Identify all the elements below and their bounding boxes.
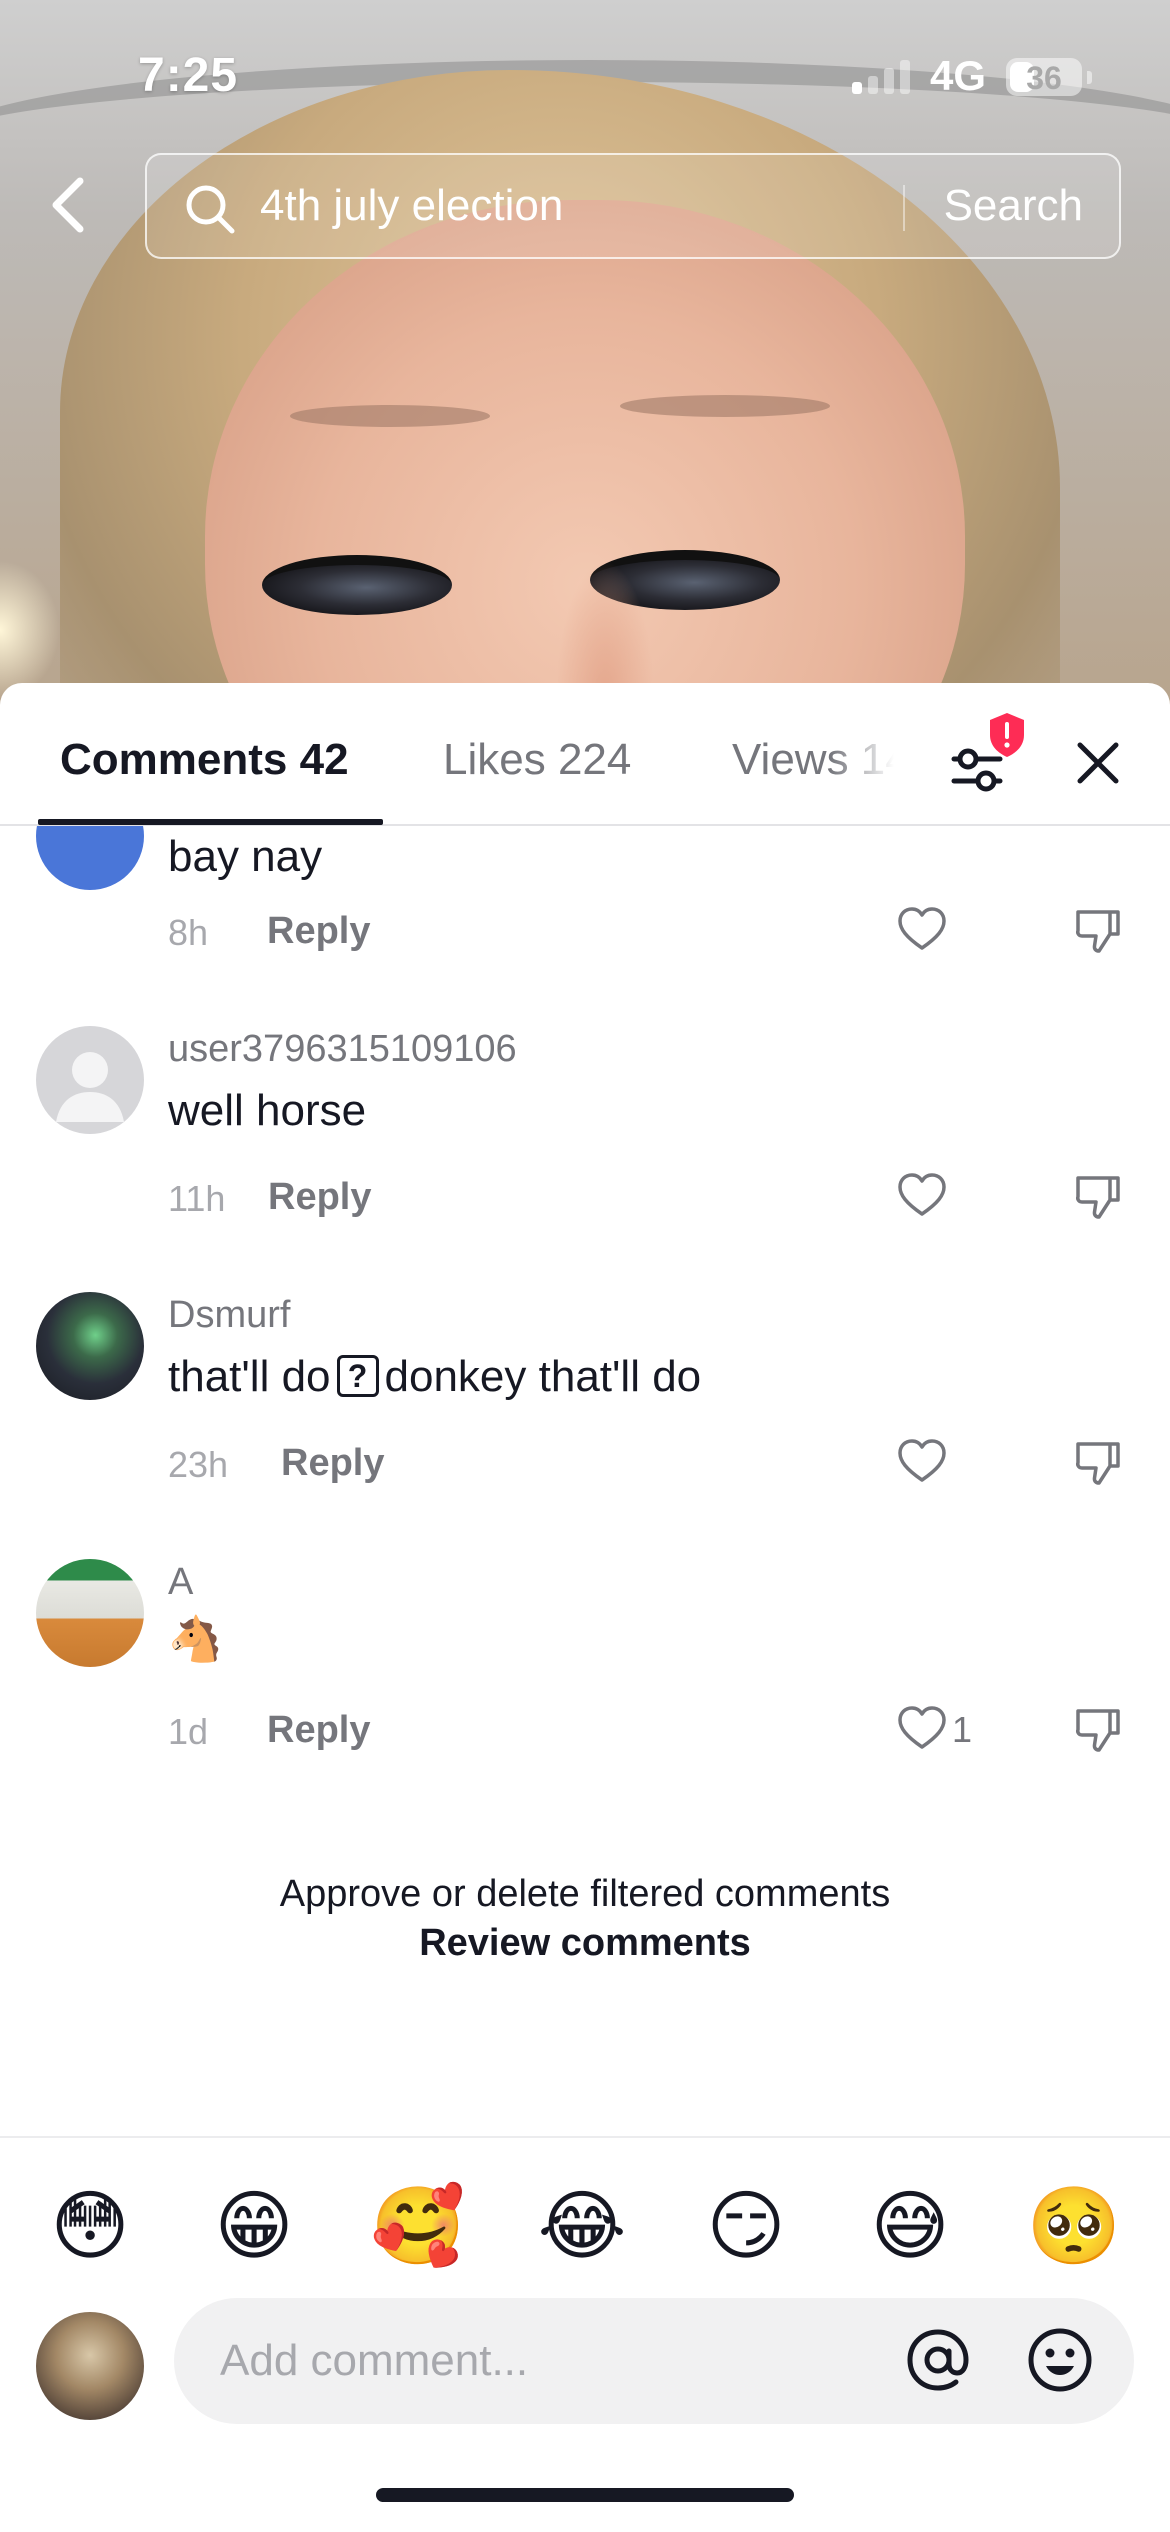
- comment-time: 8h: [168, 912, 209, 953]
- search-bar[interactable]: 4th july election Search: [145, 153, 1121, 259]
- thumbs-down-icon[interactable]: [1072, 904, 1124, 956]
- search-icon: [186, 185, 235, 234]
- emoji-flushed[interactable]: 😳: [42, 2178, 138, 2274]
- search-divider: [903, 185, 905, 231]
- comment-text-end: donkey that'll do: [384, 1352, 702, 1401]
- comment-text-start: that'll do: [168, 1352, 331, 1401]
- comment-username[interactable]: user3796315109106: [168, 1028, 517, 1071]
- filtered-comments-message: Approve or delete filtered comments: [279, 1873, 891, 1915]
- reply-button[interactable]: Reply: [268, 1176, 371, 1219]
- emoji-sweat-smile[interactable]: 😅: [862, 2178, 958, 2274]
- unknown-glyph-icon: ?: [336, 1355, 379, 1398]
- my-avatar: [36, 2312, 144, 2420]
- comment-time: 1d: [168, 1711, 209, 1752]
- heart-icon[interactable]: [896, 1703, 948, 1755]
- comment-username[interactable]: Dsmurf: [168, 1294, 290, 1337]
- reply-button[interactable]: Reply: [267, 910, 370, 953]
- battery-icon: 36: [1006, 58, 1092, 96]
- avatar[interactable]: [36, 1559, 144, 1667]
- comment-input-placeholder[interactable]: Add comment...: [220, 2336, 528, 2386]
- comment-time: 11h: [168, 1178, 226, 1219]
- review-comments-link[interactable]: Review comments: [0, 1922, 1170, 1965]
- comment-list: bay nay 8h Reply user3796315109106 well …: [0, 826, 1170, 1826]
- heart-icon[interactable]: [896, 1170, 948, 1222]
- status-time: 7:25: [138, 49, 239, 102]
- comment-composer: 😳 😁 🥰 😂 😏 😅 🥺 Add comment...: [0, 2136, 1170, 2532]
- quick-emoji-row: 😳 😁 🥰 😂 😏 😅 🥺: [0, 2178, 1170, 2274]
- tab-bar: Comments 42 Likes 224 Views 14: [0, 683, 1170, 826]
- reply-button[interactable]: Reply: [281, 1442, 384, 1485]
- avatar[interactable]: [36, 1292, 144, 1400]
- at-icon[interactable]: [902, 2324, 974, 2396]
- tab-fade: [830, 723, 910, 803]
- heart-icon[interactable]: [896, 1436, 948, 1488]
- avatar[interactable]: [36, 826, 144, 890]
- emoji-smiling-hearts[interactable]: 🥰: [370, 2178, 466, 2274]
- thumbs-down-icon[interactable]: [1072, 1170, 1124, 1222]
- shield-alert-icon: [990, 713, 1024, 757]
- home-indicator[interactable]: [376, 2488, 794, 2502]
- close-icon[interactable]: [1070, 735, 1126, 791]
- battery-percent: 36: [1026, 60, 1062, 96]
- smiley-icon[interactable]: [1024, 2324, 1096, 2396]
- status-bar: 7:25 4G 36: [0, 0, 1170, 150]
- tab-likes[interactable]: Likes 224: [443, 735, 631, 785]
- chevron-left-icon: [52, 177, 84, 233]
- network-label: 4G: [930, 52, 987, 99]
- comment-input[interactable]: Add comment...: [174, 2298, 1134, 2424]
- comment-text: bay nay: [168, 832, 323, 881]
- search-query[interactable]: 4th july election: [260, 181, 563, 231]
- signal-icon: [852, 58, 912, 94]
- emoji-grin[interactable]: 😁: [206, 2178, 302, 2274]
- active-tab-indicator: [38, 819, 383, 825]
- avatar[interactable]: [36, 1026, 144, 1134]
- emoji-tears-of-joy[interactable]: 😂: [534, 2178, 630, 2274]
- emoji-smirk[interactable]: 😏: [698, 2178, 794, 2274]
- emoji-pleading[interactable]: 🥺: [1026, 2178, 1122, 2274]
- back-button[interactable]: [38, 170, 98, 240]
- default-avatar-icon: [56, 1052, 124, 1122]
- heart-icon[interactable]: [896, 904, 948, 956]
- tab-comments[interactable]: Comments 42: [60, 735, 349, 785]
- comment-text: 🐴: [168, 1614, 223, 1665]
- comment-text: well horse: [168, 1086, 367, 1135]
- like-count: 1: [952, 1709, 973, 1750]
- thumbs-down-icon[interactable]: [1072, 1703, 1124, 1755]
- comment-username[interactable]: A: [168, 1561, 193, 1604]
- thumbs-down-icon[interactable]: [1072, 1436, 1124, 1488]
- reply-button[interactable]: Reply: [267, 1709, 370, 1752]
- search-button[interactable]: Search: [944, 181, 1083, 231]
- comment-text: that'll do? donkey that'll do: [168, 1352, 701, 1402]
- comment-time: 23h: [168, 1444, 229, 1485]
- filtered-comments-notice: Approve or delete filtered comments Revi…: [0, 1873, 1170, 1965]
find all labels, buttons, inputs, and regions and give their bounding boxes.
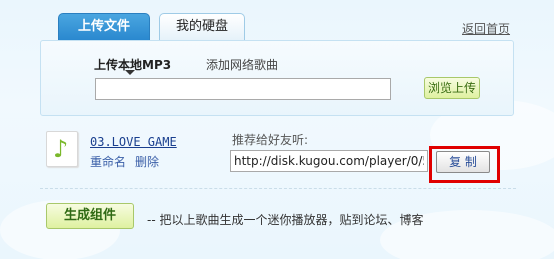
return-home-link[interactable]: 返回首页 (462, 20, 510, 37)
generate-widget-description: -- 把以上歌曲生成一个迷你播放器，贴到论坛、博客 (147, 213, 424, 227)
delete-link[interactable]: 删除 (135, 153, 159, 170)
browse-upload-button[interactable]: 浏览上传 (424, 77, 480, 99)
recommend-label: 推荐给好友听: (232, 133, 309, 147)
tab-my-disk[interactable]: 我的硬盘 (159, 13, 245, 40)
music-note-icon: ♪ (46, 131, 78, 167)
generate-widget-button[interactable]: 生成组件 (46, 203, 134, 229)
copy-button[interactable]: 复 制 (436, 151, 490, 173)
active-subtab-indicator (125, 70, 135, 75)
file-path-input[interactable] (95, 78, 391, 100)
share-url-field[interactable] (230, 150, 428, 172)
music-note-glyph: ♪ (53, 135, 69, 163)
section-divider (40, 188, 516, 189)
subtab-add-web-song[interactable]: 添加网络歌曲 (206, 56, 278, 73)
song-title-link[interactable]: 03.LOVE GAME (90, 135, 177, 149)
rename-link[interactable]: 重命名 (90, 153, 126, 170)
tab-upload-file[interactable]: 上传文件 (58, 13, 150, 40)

§ What is expected
Copy every line of the items above word for word, leaving out the pictures.

§ Full response
Identify all the elements below and their bounding boxes.
- comment-time: 8h: [168, 912, 209, 953]
- search-bar[interactable]: 4th july election Search: [145, 153, 1121, 259]
- thumbs-down-icon[interactable]: [1072, 904, 1124, 956]
- search-icon: [186, 185, 235, 234]
- emoji-flushed[interactable]: 😳: [42, 2178, 138, 2274]
- search-divider: [903, 185, 905, 231]
- comment-text-end: donkey that'll do: [384, 1352, 702, 1401]
- comment-text-start: that'll do: [168, 1352, 331, 1401]
- comment-username[interactable]: user3796315109106: [168, 1028, 517, 1071]
- filtered-comments-message: Approve or delete filtered comments: [279, 1873, 891, 1915]
- reply-button[interactable]: Reply: [268, 1176, 371, 1219]
- emoji-sweat-smile[interactable]: 😅: [862, 2178, 958, 2274]
- unknown-glyph-icon: ?: [336, 1355, 379, 1398]
- my-avatar: [36, 2312, 144, 2420]
- comment-time: 1d: [168, 1711, 209, 1752]
- heart-icon[interactable]: [896, 1703, 948, 1755]
- comment-username[interactable]: Dsmurf: [168, 1294, 290, 1337]
- reply-button[interactable]: Reply: [267, 910, 370, 953]
- battery-icon: 36: [1006, 58, 1092, 96]
- avatar[interactable]: [36, 1559, 144, 1667]
- comment-input-placeholder[interactable]: Add comment...: [220, 2336, 528, 2386]
- comment-time: 11h: [168, 1178, 226, 1219]
- review-comments-link[interactable]: Review comments: [0, 1922, 1170, 1965]
- comment-list: bay nay 8h Reply user3796315109106 well …: [0, 826, 1170, 1826]
- heart-icon[interactable]: [896, 1170, 948, 1222]
- status-time: 7:25: [138, 49, 239, 102]
- comment-composer: 😳 😁 🥰 😂 😏 😅 🥺 Add comment...: [0, 2136, 1170, 2532]
- quick-emoji-row: 😳 😁 🥰 😂 😏 😅 🥺: [0, 2178, 1170, 2274]
- tab-bar: Comments 42 Likes 224 Views 14: [0, 683, 1170, 826]
- reply-button[interactable]: Reply: [281, 1442, 384, 1485]
- avatar[interactable]: [36, 1292, 144, 1400]
- at-icon[interactable]: [902, 2324, 974, 2396]
- tab-fade: [830, 723, 910, 803]
- heart-icon[interactable]: [896, 1436, 948, 1488]
- avatar[interactable]: [36, 826, 144, 890]
- emoji-smiling-hearts[interactable]: 🥰: [370, 2178, 466, 2274]
- thumbs-down-icon[interactable]: [1072, 1170, 1124, 1222]
- shield-alert-icon: [990, 713, 1024, 757]
- home-indicator[interactable]: [376, 2488, 794, 2502]
- close-icon[interactable]: [1070, 735, 1126, 791]
- battery-percent: 36: [1026, 60, 1062, 96]
- smiley-icon[interactable]: [1024, 2324, 1096, 2396]
- status-bar: 7:25 4G 36: [0, 0, 1170, 150]
- tab-likes[interactable]: Likes 224: [443, 735, 631, 785]
- chevron-left-icon: [52, 177, 84, 233]
- network-label: 4G: [930, 52, 987, 99]
- comment-input[interactable]: Add comment...: [174, 2298, 1134, 2424]
- comment-text: bay nay: [168, 832, 323, 881]
- search-query[interactable]: 4th july election: [260, 181, 563, 231]
- signal-icon: [852, 58, 912, 94]
- emoji-grin[interactable]: 😁: [206, 2178, 302, 2274]
- active-tab-indicator: [38, 819, 383, 825]
- avatar[interactable]: [36, 1026, 144, 1134]
- emoji-tears-of-joy[interactable]: 😂: [534, 2178, 630, 2274]
- emoji-smirk[interactable]: 😏: [698, 2178, 794, 2274]
- emoji-pleading[interactable]: 🥺: [1026, 2178, 1122, 2274]
- back-button[interactable]: [38, 170, 98, 240]
- default-avatar-icon: [56, 1052, 124, 1122]
- heart-icon[interactable]: [896, 904, 948, 956]
- tab-comments[interactable]: Comments 42: [60, 735, 349, 785]
- comment-text: 🐴: [168, 1614, 223, 1665]
- comment-text: well horse: [168, 1086, 367, 1135]
- like-count: 1: [952, 1709, 973, 1750]
- thumbs-down-icon[interactable]: [1072, 1703, 1124, 1755]
- comment-username[interactable]: A: [168, 1561, 193, 1604]
- thumbs-down-icon[interactable]: [1072, 1436, 1124, 1488]
- reply-button[interactable]: Reply: [267, 1709, 370, 1752]
- search-button[interactable]: Search: [944, 181, 1083, 231]
- comment-text: that'll do? donkey that'll do: [168, 1352, 701, 1402]
- comment-time: 23h: [168, 1444, 229, 1485]
- filtered-comments-notice: Approve or delete filtered comments Revi…: [0, 1873, 1170, 1965]
find all labels, buttons, inputs, and regions and give their bounding boxes.
return-home-link[interactable]: 返回首页 (462, 20, 510, 37)
generate-widget-description: -- 把以上歌曲生成一个迷你播放器，贴到论坛、博客 (147, 213, 424, 227)
delete-link[interactable]: 删除 (135, 153, 159, 170)
browse-upload-button[interactable]: 浏览上传 (424, 77, 480, 99)
recommend-label: 推荐给好友听: (232, 133, 309, 147)
tab-my-disk[interactable]: 我的硬盘 (159, 13, 245, 40)
music-note-icon: ♪ (46, 131, 78, 167)
generate-widget-button[interactable]: 生成组件 (46, 203, 134, 229)
copy-button[interactable]: 复 制 (436, 151, 490, 173)
active-subtab-indicator (125, 70, 135, 75)
file-path-input[interactable] (95, 78, 391, 100)
share-url-field[interactable] (230, 150, 428, 172)
music-note-glyph: ♪ (53, 135, 69, 163)
section-divider (40, 188, 516, 189)
subtab-add-web-song[interactable]: 添加网络歌曲 (206, 56, 278, 73)
song-title-link[interactable]: 03.LOVE GAME (90, 135, 177, 149)
rename-link[interactable]: 重命名 (90, 153, 126, 170)
tab-upload-file[interactable]: 上传文件 (58, 13, 150, 40)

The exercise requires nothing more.